-- START OF Supplied material --

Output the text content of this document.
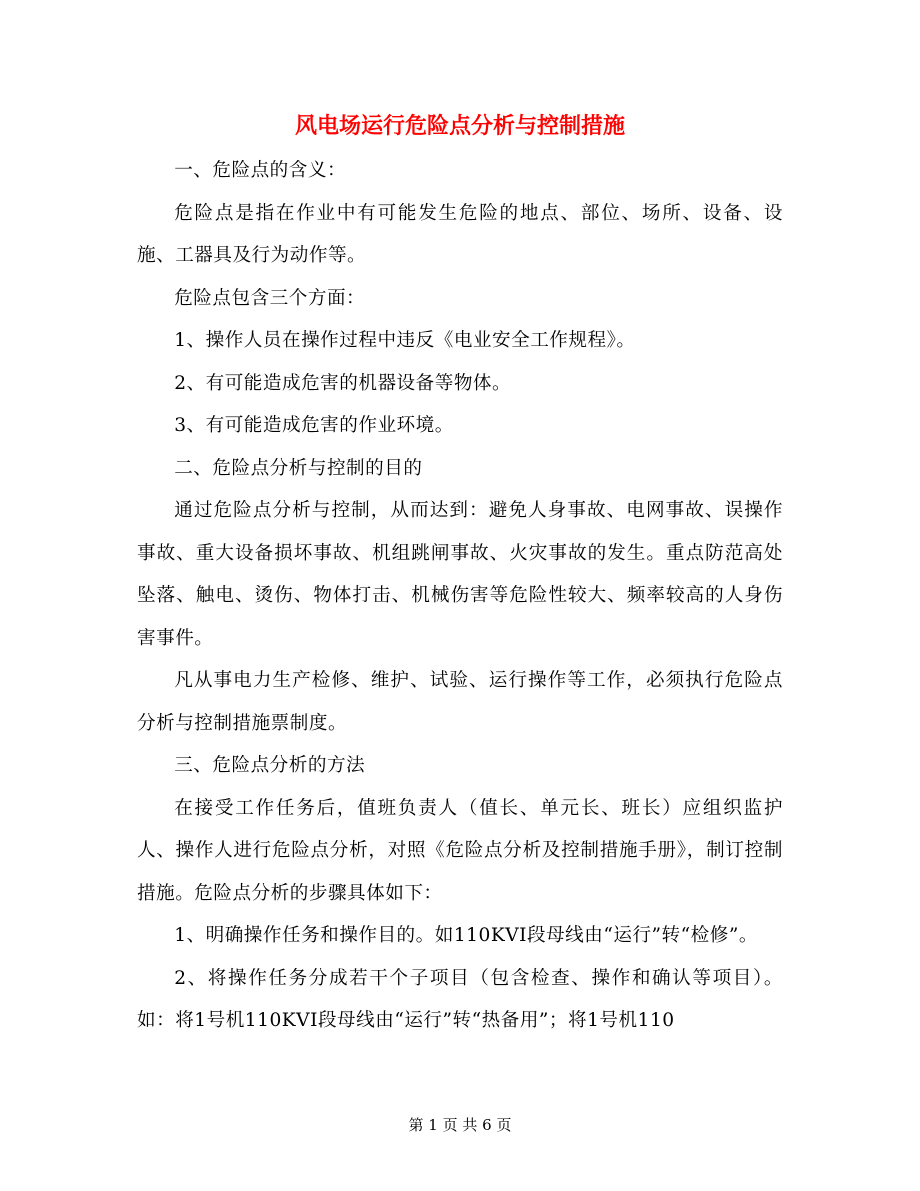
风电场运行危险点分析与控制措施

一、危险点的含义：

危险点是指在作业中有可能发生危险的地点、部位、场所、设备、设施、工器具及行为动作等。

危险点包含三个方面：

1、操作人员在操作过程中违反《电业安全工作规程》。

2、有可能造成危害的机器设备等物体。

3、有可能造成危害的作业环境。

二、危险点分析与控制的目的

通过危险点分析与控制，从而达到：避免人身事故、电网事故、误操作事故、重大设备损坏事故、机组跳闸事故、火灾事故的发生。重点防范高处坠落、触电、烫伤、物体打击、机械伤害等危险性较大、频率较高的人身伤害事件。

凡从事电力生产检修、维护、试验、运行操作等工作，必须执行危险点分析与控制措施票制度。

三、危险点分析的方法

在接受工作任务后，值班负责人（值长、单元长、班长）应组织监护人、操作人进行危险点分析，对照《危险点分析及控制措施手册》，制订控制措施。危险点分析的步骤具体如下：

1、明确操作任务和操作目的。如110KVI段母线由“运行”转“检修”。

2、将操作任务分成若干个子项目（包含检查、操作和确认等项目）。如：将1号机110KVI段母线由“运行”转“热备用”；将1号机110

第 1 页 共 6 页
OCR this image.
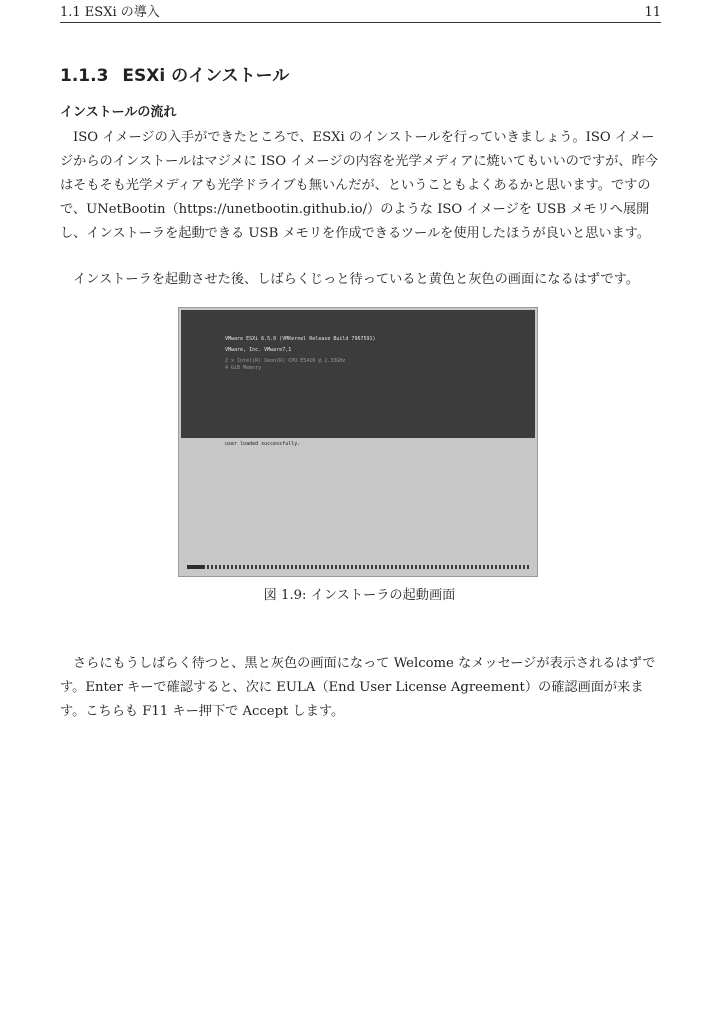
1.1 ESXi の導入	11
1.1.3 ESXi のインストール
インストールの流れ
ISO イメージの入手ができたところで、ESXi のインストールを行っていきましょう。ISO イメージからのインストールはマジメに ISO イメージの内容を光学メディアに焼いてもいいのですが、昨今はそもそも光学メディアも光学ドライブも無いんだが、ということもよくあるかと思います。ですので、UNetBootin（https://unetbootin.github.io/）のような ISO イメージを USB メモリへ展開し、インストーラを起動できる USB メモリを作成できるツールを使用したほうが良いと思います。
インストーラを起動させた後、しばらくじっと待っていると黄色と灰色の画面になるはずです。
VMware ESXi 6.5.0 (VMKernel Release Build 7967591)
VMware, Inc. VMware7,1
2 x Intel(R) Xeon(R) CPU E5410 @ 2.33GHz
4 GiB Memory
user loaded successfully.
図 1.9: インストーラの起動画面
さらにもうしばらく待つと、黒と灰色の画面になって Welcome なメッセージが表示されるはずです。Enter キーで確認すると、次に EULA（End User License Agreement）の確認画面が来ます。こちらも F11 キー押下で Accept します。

-- END OF Supplied material --

--- Given instruction ---
None of the pictures should appear; repeat the records exactly otherwise.

--- Exercise output ---
Output the text content of this document.
风电场运行危险点分析与控制措施

一、危险点的含义：

危险点是指在作业中有可能发生危险的地点、部位、场所、设备、设施、工器具及行为动作等。

危险点包含三个方面：

1、操作人员在操作过程中违反《电业安全工作规程》。

2、有可能造成危害的机器设备等物体。

3、有可能造成危害的作业环境。

二、危险点分析与控制的目的

通过危险点分析与控制，从而达到：避免人身事故、电网事故、误操作事故、重大设备损坏事故、机组跳闸事故、火灾事故的发生。重点防范高处坠落、触电、烫伤、物体打击、机械伤害等危险性较大、频率较高的人身伤害事件。

凡从事电力生产检修、维护、试验、运行操作等工作，必须执行危险点分析与控制措施票制度。

三、危险点分析的方法

在接受工作任务后，值班负责人（值长、单元长、班长）应组织监护人、操作人进行危险点分析，对照《危险点分析及控制措施手册》，制订控制措施。危险点分析的步骤具体如下：

1、明确操作任务和操作目的。如110KVI段母线由“运行”转“检修”。

2、将操作任务分成若干个子项目（包含检查、操作和确认等项目）。如：将1号机110KVI段母线由“运行”转“热备用”；将1号机110

第 1 页 共 6 页
OCR this image.
1.1 ESXi の導入	11
1.1.3 ESXi のインストール
インストールの流れ
ISO イメージの入手ができたところで、ESXi のインストールを行っていきましょう。ISO イメージからのインストールはマジメに ISO イメージの内容を光学メディアに焼いてもいいのですが、昨今はそもそも光学メディアも光学ドライブも無いんだが、ということもよくあるかと思います。ですので、UNetBootin（https://unetbootin.github.io/）のような ISO イメージを USB メモリへ展開し、インストーラを起動できる USB メモリを作成できるツールを使用したほうが良いと思います。
インストーラを起動させた後、しばらくじっと待っていると黄色と灰色の画面になるはずです。
VMware ESXi 6.5.0 (VMKernel Release Build 7967591)
VMware, Inc. VMware7,1
2 x Intel(R) Xeon(R) CPU E5410 @ 2.33GHz
4 GiB Memory
user loaded successfully.
図 1.9: インストーラの起動画面
さらにもうしばらく待つと、黒と灰色の画面になって Welcome なメッセージが表示されるはずです。Enter キーで確認すると、次に EULA（End User License Agreement）の確認画面が来ます。こちらも F11 キー押下で Accept します。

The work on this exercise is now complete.